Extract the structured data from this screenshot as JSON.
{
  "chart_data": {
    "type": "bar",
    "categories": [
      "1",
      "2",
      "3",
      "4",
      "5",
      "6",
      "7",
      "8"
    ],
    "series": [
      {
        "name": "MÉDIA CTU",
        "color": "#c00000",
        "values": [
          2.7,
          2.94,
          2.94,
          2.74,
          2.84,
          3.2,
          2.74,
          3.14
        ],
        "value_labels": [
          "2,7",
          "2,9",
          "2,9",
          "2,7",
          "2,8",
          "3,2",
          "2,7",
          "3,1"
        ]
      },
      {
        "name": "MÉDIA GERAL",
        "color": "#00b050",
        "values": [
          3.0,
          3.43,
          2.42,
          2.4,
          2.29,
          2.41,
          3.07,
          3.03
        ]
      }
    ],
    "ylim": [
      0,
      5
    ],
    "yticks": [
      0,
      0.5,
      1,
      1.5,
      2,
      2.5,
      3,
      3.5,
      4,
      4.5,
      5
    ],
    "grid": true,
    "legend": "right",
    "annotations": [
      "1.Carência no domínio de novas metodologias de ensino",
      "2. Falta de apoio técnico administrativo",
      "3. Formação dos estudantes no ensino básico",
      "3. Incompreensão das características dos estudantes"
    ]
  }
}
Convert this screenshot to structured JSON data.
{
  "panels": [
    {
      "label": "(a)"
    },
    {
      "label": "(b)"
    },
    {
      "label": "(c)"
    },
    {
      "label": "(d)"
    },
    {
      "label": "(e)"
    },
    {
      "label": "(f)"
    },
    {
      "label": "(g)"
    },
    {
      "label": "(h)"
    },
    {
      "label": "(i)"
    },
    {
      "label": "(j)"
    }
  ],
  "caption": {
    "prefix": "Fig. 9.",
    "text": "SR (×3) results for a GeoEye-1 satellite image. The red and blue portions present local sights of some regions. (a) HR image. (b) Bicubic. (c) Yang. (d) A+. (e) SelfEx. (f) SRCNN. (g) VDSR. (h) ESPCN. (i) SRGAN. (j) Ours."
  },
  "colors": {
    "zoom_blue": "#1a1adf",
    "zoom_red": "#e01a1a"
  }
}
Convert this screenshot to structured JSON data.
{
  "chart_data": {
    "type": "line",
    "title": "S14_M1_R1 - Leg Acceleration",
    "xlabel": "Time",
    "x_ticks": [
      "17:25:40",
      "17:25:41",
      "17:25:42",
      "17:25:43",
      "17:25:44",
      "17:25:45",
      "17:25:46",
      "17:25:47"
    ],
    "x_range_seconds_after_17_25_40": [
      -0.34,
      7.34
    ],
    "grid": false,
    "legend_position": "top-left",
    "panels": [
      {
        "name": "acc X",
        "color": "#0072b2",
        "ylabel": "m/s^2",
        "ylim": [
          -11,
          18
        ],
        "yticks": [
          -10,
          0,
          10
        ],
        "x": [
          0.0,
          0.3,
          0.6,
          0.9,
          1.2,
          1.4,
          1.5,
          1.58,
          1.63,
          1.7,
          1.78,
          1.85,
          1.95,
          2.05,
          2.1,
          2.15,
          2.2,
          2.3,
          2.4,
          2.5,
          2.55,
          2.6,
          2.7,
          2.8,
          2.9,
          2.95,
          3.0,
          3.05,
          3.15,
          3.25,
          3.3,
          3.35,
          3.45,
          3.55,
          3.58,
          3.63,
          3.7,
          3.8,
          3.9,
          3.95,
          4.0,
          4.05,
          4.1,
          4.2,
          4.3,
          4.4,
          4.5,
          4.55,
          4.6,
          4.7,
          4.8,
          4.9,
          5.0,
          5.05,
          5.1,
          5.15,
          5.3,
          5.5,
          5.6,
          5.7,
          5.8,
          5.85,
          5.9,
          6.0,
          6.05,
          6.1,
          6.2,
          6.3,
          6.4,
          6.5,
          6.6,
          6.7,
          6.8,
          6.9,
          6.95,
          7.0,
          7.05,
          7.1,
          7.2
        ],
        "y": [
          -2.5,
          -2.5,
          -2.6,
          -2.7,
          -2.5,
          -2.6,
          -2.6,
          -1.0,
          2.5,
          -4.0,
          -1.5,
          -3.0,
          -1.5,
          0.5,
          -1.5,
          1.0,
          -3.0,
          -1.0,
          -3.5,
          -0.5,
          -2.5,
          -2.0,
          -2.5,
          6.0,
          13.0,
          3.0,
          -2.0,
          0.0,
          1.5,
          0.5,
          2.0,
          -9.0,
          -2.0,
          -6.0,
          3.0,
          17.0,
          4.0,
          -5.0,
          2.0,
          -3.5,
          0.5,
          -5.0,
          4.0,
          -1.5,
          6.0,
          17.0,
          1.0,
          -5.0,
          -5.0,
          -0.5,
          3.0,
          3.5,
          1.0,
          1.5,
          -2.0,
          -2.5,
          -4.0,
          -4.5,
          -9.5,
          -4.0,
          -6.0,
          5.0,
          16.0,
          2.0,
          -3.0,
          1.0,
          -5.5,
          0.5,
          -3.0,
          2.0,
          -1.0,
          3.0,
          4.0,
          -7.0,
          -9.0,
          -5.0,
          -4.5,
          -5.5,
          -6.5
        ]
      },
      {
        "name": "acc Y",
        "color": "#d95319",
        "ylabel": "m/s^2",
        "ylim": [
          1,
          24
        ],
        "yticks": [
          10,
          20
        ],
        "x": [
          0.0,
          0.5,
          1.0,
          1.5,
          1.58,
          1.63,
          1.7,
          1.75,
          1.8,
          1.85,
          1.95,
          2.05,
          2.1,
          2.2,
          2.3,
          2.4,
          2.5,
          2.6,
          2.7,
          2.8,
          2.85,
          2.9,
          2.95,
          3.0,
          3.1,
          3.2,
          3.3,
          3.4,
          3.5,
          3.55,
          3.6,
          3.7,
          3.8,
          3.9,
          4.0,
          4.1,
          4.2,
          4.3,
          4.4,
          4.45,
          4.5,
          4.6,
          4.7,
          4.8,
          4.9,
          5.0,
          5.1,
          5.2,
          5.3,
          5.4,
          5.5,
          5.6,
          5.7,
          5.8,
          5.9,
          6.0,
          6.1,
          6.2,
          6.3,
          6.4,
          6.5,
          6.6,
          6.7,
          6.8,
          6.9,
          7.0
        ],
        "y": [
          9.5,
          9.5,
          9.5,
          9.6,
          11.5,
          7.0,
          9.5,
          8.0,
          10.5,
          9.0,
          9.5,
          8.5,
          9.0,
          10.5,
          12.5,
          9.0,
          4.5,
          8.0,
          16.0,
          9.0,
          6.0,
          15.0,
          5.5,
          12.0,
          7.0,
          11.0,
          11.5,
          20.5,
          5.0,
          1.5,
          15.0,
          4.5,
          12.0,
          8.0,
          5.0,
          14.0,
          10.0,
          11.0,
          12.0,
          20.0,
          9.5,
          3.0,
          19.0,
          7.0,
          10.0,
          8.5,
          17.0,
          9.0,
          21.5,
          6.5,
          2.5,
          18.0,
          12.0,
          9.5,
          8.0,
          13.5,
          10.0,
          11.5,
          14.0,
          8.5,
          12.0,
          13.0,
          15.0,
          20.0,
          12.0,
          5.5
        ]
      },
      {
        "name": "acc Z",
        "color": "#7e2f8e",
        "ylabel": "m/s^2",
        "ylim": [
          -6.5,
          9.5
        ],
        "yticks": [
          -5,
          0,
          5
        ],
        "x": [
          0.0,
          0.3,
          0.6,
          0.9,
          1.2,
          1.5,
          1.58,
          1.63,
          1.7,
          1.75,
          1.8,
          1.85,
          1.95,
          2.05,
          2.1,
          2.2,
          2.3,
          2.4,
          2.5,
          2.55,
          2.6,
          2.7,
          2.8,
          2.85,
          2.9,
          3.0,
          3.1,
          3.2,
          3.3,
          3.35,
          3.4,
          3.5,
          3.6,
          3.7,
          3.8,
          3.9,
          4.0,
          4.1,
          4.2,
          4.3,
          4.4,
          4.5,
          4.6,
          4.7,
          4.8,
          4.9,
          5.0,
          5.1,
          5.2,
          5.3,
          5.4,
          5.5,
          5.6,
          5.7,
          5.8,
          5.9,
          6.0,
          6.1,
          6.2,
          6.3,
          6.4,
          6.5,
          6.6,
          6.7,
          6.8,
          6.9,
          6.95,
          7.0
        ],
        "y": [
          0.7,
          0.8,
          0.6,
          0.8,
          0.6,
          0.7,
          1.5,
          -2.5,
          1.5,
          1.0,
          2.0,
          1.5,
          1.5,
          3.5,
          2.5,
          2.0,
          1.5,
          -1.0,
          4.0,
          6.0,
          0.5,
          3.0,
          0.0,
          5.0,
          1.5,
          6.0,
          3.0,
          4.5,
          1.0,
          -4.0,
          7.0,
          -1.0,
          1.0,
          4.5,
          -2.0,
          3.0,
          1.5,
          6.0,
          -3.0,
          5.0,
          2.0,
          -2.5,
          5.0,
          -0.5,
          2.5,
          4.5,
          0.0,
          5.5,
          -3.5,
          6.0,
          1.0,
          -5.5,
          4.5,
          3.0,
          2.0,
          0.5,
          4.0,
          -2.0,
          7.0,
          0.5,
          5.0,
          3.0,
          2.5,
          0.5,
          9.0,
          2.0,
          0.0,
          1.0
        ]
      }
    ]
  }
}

:::::

→ Task prompt
Look through the data and show every line containing "ensino".

→ Full output
      "1.Carência no domínio de novas metodologias de ensino",
      "3. Formação dos estudantes no ensino básico",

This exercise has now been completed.